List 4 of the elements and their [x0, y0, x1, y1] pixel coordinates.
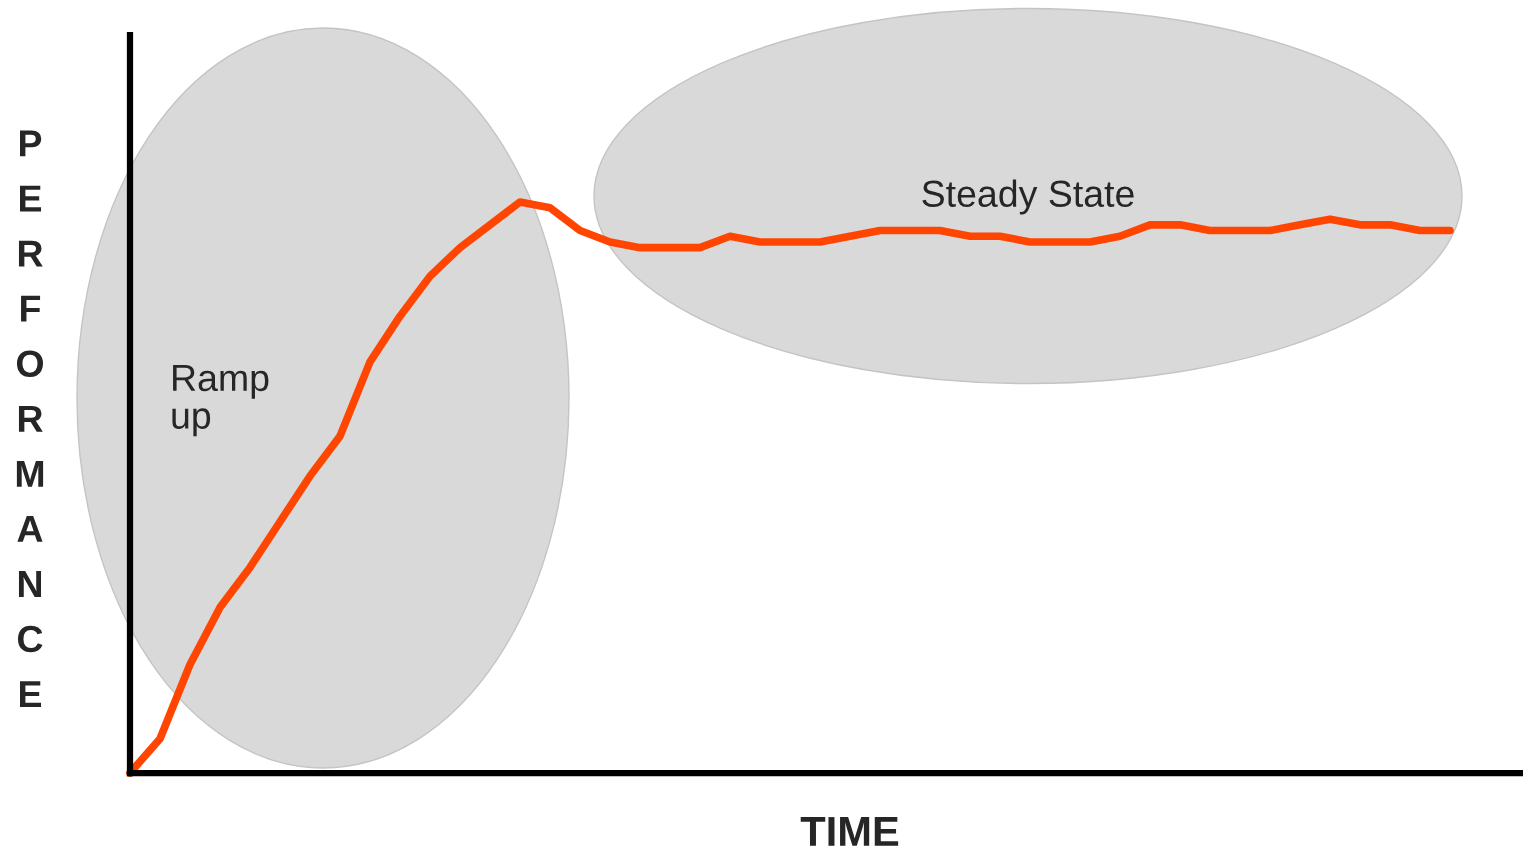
annotation: Steady State [922, 179, 1134, 215]
x-axis-title: TIME [800, 817, 899, 846]
text: PERFORMANCE [16, 130, 44, 708]
annotation: Ramp up [172, 365, 269, 437]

◆ ◆ ◆

## [Written task]
Please reproduce the records above word for word, leaving out the pictures.

## [Exercise output]
List 4 of the elements and their [x0, y0, x1, y1] pixel coordinates.
annotation: Steady State [922, 179, 1134, 215]
x-axis-title: TIME [800, 817, 899, 846]
text: PERFORMANCE [16, 130, 44, 708]
annotation: Ramp up [172, 365, 269, 437]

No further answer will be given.